==== Dataset entries
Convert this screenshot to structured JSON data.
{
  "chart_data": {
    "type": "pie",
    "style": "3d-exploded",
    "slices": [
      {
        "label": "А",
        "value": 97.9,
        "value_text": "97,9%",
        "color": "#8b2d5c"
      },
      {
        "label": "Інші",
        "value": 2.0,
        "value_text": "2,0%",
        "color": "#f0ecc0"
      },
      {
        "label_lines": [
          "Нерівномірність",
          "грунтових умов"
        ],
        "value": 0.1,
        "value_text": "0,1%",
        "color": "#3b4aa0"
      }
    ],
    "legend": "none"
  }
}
========
◆ Stated goal ◆
The entries above must be returned in full, exactly as shown.

◆ Expected answer ◆
Convert this screenshot to structured JSON data.
{
  "chart_data": {
    "type": "pie",
    "style": "3d-exploded",
    "slices": [
      {
        "label": "А",
        "value": 97.9,
        "value_text": "97,9%",
        "color": "#8b2d5c"
      },
      {
        "label": "Інші",
        "value": 2.0,
        "value_text": "2,0%",
        "color": "#f0ecc0"
      },
      {
        "label_lines": [
          "Нерівномірність",
          "грунтових умов"
        ],
        "value": 0.1,
        "value_text": "0,1%",
        "color": "#3b4aa0"
      }
    ],
    "legend": "none"
  }
}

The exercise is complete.